• TASK STATEMENT
Extract all lines containing "this".

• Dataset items
'''
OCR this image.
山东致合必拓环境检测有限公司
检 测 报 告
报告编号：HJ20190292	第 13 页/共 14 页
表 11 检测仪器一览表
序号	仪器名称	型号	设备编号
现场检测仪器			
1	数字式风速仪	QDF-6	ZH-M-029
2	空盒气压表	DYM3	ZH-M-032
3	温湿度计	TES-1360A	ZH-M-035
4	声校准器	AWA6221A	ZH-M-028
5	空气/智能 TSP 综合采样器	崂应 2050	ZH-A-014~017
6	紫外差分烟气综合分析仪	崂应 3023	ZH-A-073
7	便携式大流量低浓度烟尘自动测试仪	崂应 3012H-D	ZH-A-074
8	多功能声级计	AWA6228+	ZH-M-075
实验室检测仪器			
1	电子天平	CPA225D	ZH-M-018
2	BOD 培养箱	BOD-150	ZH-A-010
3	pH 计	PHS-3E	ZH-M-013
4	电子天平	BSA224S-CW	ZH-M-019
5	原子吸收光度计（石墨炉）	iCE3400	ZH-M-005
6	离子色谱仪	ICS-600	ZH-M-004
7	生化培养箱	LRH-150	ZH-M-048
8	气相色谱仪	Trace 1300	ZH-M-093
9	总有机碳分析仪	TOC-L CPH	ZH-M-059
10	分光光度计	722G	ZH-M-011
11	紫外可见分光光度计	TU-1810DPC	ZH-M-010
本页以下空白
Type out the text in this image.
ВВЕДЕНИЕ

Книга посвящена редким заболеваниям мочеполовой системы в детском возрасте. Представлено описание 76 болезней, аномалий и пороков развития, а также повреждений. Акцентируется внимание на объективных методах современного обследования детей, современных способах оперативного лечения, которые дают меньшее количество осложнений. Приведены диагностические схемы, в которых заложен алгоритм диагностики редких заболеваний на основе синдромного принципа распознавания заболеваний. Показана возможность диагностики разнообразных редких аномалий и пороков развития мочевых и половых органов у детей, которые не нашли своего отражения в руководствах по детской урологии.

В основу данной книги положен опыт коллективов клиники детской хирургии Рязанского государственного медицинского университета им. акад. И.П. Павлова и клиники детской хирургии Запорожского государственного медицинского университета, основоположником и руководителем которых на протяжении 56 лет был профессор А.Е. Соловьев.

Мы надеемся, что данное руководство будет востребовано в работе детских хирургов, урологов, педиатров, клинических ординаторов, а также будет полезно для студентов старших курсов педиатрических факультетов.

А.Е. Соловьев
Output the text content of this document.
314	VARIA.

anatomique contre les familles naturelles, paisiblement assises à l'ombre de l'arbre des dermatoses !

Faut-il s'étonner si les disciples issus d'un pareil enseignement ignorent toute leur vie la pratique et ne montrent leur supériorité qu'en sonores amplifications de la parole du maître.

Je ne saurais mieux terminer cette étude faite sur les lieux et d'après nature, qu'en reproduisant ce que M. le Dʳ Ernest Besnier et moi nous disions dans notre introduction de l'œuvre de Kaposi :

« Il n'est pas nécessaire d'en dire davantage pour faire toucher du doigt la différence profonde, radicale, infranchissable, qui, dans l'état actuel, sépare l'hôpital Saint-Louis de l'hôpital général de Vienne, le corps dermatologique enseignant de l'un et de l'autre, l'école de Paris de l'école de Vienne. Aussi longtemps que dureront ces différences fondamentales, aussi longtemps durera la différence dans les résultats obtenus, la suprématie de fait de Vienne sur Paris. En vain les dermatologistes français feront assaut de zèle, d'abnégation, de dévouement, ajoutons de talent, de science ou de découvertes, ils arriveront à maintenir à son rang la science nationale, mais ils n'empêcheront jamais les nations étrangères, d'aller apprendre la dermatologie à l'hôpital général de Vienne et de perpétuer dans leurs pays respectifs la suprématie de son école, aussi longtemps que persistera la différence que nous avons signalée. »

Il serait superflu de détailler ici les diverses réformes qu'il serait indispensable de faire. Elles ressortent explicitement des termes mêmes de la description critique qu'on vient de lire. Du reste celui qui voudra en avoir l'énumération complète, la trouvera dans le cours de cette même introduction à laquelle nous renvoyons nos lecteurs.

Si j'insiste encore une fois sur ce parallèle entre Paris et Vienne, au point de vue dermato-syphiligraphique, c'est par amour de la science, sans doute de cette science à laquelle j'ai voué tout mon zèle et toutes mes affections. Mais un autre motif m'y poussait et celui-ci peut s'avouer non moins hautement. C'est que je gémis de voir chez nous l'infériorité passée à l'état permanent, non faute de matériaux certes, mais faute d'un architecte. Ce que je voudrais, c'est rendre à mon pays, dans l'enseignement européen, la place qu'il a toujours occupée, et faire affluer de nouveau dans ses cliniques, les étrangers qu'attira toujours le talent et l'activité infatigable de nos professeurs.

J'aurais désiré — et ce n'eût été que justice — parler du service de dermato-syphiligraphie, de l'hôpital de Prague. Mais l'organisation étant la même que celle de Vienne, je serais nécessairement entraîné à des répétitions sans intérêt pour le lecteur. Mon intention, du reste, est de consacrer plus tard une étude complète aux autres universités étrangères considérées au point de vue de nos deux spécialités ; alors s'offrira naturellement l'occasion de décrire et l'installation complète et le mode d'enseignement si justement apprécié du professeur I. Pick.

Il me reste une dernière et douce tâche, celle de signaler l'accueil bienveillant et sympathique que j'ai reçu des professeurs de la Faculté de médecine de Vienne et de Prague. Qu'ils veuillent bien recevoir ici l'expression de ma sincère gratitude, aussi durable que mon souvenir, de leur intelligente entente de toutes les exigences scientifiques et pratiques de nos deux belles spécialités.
'''
• EXERCISE ANSWER
OCR this image.
Type out the text in this image.
Output the text content of this document.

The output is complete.